Supplied data
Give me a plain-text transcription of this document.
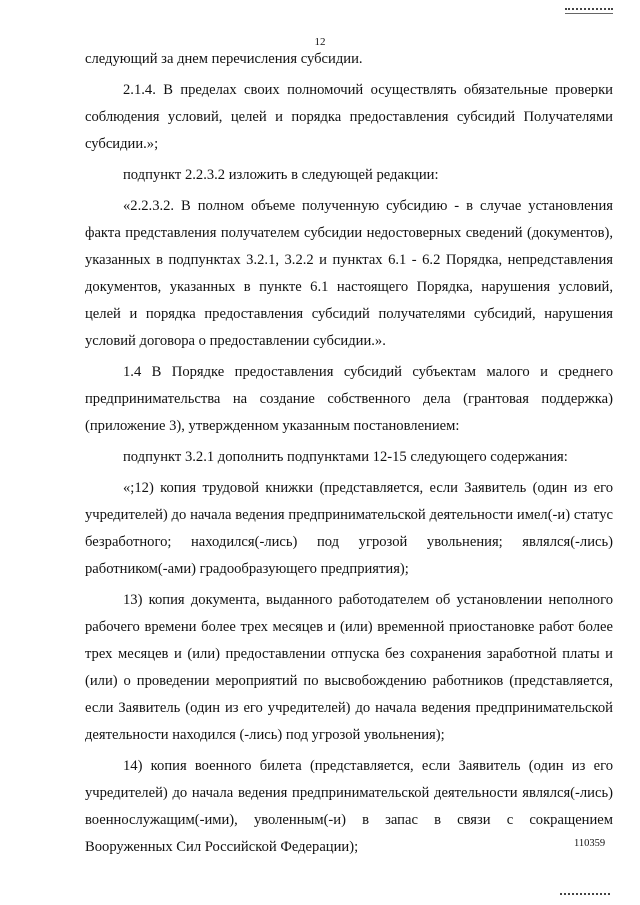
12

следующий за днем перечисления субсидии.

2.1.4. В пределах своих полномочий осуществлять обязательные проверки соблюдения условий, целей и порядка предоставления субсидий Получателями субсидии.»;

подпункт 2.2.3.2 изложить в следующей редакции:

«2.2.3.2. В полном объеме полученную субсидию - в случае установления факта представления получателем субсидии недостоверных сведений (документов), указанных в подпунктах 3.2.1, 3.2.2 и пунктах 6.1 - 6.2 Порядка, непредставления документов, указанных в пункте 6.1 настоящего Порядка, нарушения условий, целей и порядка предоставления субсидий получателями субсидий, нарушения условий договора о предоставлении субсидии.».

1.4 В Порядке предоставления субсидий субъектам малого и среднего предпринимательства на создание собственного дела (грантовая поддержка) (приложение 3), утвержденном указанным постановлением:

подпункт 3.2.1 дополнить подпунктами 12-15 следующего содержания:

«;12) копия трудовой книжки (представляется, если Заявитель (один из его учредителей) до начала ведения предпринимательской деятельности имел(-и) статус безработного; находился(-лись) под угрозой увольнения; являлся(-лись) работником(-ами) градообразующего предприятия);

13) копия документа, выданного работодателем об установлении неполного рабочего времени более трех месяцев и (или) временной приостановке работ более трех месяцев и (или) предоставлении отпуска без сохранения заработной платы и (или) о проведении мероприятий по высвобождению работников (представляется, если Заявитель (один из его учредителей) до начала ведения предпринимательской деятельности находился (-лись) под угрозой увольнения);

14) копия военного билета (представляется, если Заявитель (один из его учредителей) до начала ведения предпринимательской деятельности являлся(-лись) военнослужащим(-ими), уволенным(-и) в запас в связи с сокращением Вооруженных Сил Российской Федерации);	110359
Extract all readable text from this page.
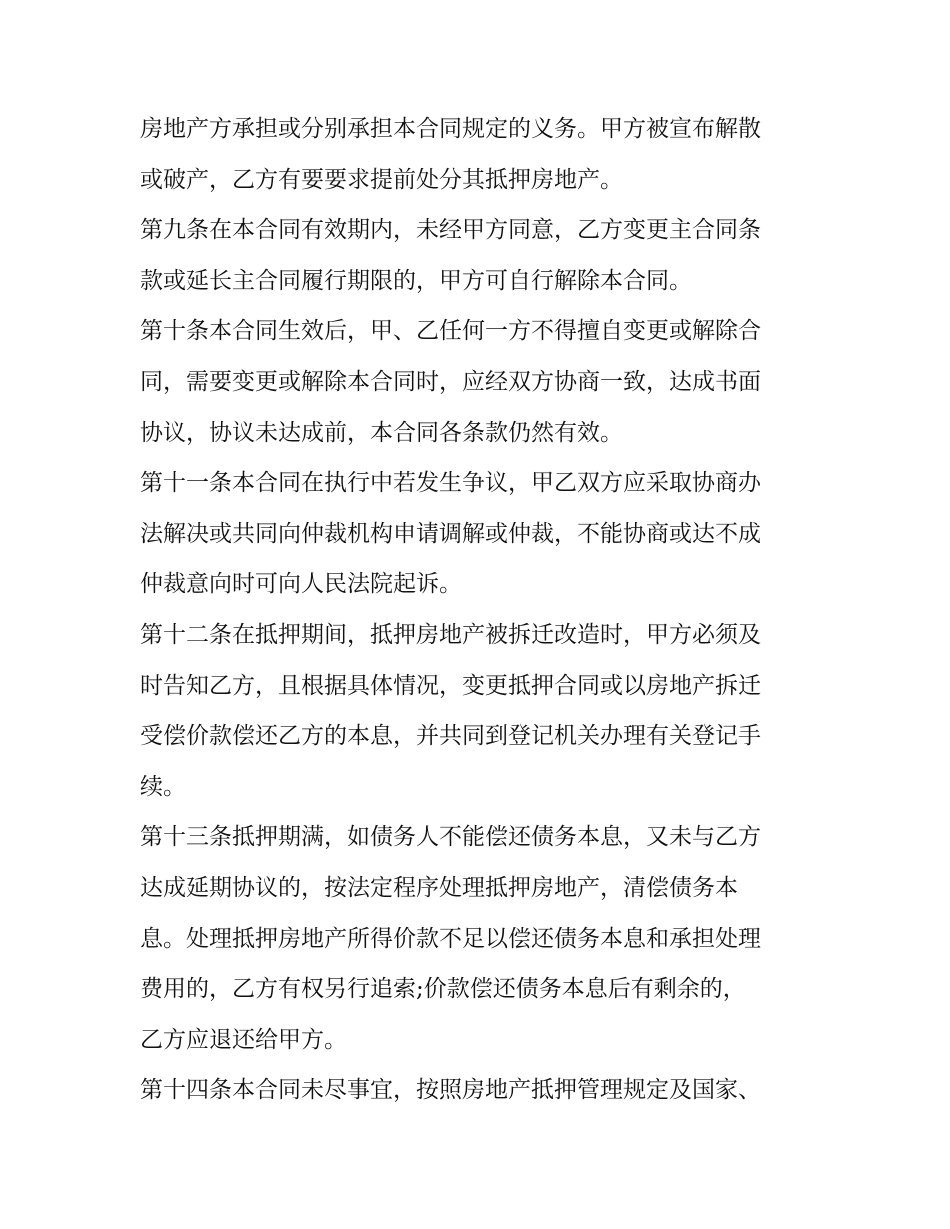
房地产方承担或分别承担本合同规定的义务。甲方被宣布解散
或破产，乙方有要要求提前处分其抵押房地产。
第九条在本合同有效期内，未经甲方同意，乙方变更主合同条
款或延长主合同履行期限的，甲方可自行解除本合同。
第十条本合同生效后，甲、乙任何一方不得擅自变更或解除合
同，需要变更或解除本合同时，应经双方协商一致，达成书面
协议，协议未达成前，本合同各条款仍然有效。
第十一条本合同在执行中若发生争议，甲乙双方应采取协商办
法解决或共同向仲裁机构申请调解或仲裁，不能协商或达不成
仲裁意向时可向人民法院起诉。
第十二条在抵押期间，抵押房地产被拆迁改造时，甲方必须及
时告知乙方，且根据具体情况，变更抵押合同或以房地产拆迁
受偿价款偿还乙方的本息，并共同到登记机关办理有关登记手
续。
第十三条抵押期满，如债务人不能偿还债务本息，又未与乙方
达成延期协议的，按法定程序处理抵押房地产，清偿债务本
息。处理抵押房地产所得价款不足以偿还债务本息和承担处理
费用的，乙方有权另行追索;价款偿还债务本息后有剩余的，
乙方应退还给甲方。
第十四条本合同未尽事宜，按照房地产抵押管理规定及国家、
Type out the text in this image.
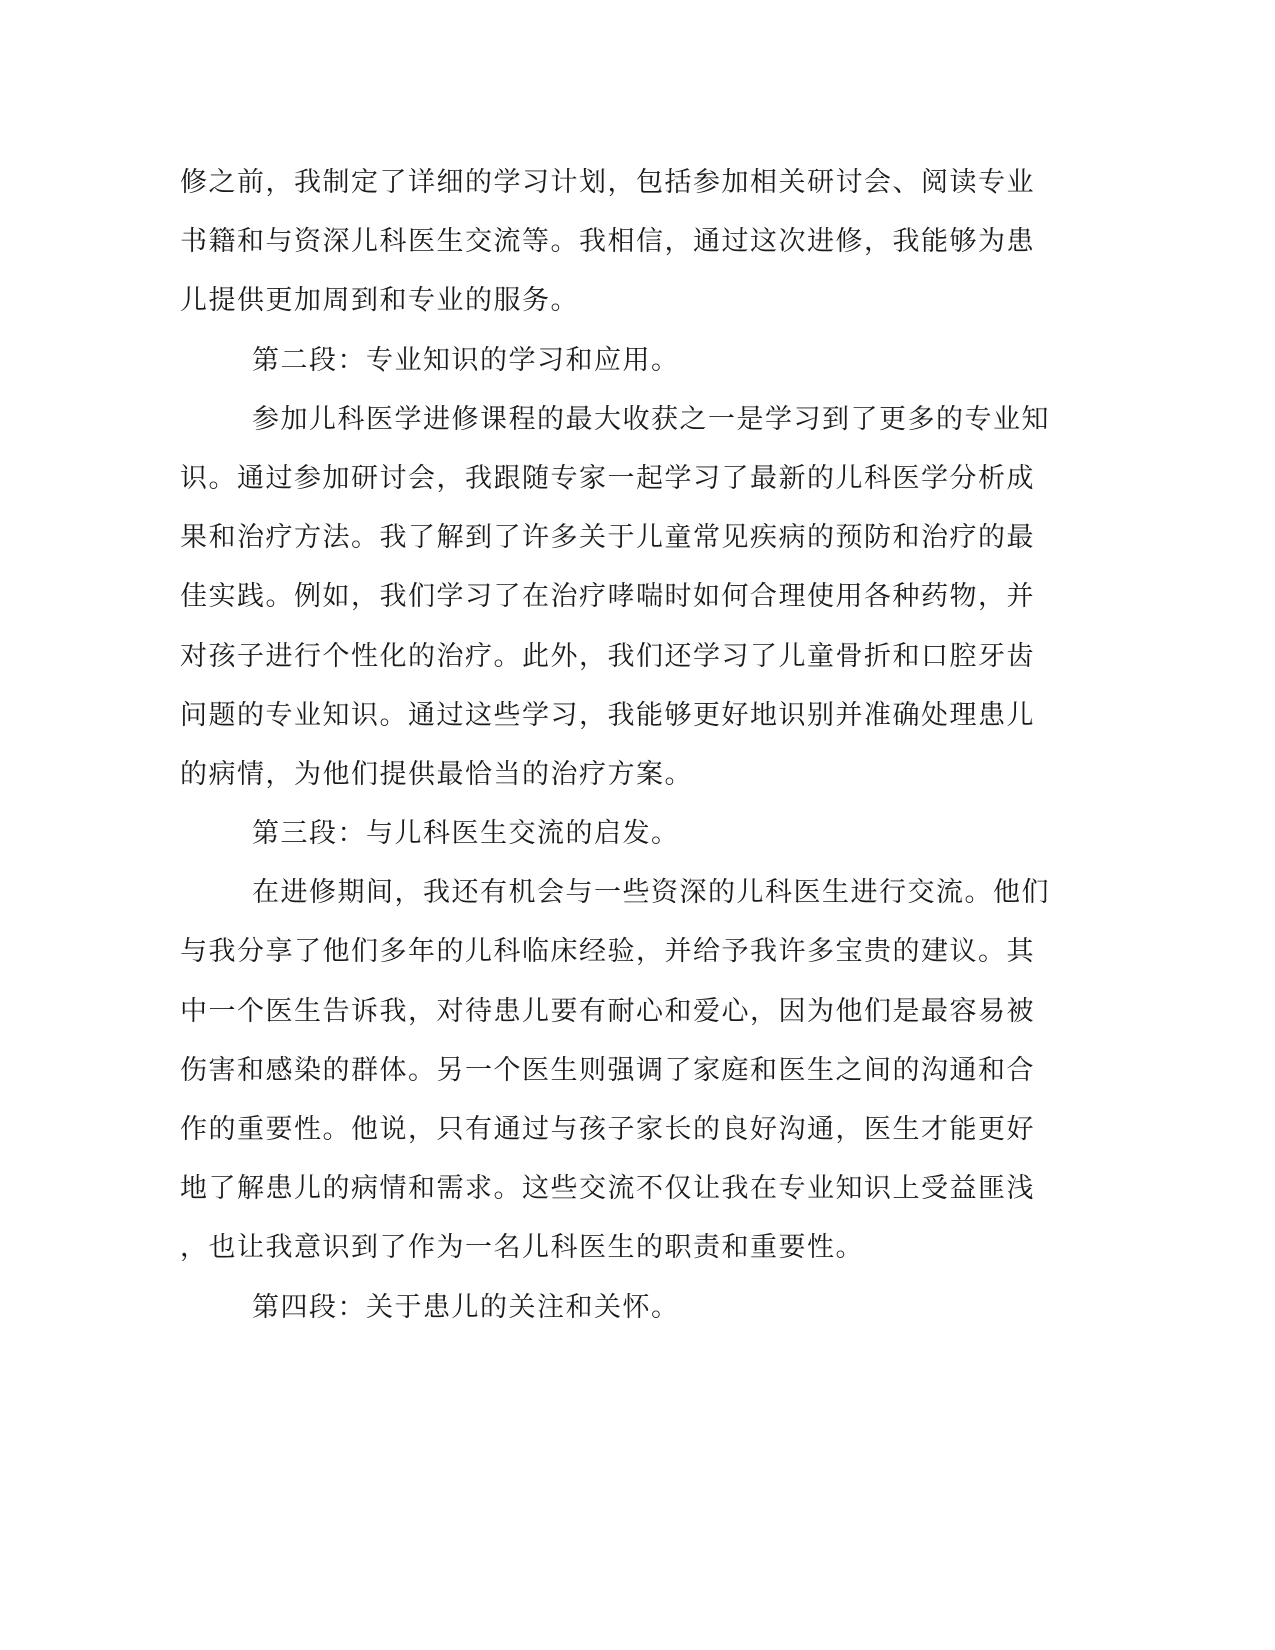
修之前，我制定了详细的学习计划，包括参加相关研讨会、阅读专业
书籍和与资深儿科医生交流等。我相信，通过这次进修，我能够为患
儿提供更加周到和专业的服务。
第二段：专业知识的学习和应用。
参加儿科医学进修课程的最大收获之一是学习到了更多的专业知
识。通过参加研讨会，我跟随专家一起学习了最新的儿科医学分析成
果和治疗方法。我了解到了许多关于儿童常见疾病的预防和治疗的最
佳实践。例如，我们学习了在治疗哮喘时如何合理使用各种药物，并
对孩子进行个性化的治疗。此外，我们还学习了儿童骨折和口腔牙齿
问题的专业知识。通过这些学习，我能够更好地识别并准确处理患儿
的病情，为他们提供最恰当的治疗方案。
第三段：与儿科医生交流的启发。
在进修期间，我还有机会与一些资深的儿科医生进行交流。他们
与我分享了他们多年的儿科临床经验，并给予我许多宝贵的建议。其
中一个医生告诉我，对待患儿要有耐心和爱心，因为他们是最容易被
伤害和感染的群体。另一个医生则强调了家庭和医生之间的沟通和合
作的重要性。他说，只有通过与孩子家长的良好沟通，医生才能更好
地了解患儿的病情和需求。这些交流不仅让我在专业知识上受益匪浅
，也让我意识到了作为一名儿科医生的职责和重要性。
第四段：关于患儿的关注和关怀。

Task description
In the listing, find every line containing the word "условий" and list it.

The solution
2.1.4. В пределах своих полномочий осуществлять обязательные проверки соблюдения условий, целей и порядка предоставления субсидий Получателями субсидии.»;
«2.2.3.2. В полном объеме полученную субсидию - в случае установления факта представления получателем субсидии недостоверных сведений (документов), указанных в подпунктах 3.2.1, 3.2.2 и пунктах 6.1 - 6.2 Порядка, непредставления документов, указанных в пункте 6.1 настоящего Порядка, нарушения условий, целей и порядка предоставления субсидий получателями субсидий, нарушения условий договора о предоставлении субсидии.».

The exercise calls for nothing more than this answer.